Extracted data:

— BEGIN —

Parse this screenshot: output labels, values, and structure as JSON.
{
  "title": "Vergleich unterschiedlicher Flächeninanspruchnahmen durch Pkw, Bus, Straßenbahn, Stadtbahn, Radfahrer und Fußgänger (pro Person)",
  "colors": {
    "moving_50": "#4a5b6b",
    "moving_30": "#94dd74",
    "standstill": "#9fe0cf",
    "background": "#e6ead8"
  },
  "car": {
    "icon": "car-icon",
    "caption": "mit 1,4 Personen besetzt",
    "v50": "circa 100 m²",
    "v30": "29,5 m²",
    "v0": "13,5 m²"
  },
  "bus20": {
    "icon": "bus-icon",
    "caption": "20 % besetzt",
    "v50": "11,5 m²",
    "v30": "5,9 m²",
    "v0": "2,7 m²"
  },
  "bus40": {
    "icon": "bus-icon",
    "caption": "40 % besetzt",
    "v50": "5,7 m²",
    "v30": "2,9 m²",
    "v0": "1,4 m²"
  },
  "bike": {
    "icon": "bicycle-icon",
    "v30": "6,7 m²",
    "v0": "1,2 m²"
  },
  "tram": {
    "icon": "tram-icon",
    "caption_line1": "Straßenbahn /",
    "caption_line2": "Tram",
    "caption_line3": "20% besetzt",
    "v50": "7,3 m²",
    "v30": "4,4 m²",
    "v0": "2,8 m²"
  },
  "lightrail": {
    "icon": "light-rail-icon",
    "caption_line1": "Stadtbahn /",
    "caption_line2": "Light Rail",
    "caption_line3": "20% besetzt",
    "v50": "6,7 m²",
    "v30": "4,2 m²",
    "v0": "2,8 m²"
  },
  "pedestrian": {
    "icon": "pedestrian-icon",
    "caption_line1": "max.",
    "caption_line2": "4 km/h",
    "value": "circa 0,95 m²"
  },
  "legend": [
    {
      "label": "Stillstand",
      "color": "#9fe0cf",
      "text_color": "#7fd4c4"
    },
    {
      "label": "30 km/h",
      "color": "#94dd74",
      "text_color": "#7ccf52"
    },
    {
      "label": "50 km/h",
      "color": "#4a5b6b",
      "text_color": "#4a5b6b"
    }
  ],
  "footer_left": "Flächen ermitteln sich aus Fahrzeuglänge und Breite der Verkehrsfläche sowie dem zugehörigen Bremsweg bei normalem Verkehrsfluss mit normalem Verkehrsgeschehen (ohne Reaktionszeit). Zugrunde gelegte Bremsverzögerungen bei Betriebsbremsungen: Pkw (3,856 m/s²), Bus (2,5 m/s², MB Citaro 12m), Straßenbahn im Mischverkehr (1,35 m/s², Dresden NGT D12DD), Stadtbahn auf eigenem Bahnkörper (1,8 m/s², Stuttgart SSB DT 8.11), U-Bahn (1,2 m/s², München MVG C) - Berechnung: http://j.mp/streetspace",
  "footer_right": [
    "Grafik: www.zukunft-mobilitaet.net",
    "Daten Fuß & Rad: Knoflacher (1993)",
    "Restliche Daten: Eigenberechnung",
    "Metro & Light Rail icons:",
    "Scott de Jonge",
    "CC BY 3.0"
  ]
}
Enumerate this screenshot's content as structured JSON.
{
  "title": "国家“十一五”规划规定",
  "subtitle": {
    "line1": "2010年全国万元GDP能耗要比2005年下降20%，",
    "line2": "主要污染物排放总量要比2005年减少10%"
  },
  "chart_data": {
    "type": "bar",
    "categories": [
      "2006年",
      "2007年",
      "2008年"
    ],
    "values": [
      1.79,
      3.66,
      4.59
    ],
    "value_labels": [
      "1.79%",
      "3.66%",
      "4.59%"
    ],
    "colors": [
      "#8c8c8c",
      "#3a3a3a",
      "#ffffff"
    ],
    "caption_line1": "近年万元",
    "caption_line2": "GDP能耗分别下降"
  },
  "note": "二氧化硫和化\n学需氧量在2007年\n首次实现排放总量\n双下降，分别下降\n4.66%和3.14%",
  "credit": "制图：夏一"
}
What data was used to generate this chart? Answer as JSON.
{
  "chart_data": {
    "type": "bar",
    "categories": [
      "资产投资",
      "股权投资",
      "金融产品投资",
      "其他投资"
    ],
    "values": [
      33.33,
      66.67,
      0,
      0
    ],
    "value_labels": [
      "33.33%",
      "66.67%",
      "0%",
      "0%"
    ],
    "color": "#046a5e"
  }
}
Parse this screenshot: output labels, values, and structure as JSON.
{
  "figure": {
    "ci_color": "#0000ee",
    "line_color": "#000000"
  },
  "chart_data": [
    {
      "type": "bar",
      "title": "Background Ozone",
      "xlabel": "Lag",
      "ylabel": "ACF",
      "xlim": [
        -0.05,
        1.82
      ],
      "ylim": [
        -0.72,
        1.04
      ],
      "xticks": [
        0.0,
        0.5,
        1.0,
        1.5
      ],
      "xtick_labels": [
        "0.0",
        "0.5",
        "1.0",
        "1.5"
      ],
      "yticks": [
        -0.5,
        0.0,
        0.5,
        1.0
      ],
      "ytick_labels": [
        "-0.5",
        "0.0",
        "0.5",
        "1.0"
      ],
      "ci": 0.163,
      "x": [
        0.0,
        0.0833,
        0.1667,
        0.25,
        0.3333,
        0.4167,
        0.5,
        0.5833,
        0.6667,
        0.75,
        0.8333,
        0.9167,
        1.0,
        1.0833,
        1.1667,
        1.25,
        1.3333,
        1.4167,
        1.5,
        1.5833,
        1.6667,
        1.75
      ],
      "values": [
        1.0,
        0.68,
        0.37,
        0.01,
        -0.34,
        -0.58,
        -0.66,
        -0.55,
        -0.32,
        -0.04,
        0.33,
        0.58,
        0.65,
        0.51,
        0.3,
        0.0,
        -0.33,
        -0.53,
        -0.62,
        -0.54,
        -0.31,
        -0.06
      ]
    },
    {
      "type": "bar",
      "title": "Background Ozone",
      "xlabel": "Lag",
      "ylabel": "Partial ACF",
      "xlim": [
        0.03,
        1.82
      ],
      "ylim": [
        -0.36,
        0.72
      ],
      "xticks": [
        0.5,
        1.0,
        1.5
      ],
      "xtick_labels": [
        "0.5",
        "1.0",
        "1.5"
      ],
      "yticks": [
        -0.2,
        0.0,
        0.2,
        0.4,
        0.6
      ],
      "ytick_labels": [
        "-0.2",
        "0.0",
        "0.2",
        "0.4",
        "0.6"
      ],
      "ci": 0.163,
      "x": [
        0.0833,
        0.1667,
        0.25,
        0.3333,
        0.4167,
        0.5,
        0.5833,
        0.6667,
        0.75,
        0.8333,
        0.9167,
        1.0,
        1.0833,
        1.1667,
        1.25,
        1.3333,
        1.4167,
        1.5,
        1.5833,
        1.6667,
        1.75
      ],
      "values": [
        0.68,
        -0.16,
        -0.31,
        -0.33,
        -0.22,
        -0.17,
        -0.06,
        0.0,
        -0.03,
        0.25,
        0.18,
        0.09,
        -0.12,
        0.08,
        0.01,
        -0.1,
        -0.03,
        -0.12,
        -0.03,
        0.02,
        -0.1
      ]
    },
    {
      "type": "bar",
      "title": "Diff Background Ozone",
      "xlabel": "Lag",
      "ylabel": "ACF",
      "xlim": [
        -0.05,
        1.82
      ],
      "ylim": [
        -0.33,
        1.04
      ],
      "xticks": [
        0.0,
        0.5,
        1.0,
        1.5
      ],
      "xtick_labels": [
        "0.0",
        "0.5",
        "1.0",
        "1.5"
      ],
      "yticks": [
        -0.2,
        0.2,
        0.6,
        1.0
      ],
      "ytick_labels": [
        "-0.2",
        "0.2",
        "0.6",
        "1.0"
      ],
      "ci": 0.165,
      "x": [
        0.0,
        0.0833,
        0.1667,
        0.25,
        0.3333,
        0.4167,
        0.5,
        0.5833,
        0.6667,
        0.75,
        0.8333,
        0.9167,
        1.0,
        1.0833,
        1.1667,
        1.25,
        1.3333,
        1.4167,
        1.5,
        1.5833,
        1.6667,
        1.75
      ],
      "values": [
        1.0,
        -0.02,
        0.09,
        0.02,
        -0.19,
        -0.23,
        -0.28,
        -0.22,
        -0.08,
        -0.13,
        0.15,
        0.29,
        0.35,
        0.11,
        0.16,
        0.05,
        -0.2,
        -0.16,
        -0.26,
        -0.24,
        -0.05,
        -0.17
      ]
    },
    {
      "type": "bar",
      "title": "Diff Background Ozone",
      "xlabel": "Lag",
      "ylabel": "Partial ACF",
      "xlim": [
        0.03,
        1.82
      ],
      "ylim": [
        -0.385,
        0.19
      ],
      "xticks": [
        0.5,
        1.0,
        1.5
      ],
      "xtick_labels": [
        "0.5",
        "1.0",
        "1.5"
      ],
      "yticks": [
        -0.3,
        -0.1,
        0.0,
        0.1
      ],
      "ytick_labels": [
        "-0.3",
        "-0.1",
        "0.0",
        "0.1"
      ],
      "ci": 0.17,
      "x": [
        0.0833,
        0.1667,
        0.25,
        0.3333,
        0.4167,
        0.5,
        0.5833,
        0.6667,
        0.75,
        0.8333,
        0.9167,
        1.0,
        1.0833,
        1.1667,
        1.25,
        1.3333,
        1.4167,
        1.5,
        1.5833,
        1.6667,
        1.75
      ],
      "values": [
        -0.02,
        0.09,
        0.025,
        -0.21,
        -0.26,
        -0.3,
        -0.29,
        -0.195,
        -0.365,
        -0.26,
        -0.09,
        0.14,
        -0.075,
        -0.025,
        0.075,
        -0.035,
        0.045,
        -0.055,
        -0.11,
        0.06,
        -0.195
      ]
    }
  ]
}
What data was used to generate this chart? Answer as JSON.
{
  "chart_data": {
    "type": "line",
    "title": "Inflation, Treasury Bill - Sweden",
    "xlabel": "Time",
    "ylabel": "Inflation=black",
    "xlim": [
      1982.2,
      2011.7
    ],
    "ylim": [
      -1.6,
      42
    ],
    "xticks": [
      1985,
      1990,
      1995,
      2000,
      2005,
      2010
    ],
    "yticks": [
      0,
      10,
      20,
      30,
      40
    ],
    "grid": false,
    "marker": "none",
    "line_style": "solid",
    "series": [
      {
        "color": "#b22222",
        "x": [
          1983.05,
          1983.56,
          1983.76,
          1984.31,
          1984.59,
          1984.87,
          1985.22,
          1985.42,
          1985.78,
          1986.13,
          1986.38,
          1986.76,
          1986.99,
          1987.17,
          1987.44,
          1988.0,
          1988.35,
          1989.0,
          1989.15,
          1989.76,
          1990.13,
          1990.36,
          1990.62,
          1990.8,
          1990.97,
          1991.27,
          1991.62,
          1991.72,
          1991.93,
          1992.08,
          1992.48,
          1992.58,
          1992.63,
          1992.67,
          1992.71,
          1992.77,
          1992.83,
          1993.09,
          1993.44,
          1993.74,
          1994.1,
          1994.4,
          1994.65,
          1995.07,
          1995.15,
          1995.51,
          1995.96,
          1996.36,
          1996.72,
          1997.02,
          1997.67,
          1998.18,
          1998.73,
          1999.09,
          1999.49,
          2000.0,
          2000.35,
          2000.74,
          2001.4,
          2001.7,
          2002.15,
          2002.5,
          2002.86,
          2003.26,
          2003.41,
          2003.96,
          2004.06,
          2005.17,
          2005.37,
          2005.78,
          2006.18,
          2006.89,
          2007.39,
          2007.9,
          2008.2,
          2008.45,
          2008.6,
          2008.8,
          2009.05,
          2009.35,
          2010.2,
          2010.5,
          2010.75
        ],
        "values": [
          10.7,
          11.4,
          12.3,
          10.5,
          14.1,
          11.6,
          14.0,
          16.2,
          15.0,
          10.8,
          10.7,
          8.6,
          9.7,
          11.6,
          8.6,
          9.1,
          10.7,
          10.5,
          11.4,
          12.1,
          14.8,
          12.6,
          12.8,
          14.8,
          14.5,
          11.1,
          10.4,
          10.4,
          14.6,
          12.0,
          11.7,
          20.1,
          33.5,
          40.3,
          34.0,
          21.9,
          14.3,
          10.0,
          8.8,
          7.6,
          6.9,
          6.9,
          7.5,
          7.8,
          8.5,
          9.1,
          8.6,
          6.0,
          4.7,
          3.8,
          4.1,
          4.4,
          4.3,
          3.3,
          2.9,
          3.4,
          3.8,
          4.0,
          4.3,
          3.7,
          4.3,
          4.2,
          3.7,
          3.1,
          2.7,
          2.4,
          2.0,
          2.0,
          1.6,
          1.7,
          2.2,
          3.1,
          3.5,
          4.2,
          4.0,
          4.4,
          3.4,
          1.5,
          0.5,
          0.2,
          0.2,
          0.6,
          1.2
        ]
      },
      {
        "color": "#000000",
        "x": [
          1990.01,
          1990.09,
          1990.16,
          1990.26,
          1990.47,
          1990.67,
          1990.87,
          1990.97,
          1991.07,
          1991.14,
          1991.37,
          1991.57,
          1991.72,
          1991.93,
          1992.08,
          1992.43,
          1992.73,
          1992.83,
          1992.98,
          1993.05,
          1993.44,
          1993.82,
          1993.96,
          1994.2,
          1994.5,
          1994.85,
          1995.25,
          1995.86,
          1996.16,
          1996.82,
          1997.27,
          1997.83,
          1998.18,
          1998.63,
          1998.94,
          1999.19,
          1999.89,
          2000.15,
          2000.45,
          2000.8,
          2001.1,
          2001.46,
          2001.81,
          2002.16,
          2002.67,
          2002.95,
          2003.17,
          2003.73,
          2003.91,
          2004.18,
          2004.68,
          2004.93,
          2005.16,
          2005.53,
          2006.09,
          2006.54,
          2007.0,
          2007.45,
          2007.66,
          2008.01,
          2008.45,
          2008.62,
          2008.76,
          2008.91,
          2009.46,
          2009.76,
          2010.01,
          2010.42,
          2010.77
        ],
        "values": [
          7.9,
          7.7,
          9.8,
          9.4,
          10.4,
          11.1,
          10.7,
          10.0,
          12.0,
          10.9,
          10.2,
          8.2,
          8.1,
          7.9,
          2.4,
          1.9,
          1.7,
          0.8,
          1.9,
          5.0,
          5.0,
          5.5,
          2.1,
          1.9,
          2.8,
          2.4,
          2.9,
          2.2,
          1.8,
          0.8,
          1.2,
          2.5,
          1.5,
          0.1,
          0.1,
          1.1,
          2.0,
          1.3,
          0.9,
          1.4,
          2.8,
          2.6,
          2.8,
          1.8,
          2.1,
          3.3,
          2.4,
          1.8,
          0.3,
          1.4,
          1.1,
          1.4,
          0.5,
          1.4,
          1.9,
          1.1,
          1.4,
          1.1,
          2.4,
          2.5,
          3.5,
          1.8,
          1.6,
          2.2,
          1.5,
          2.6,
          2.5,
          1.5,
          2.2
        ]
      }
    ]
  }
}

— END —

What the task requires: Show all lines in the entries above where the word "Daten" appears.

Expected answer:
    "Daten Fuß & Rad: Knoflacher (1993)",
    "Restliche Daten: Eigenberechnung",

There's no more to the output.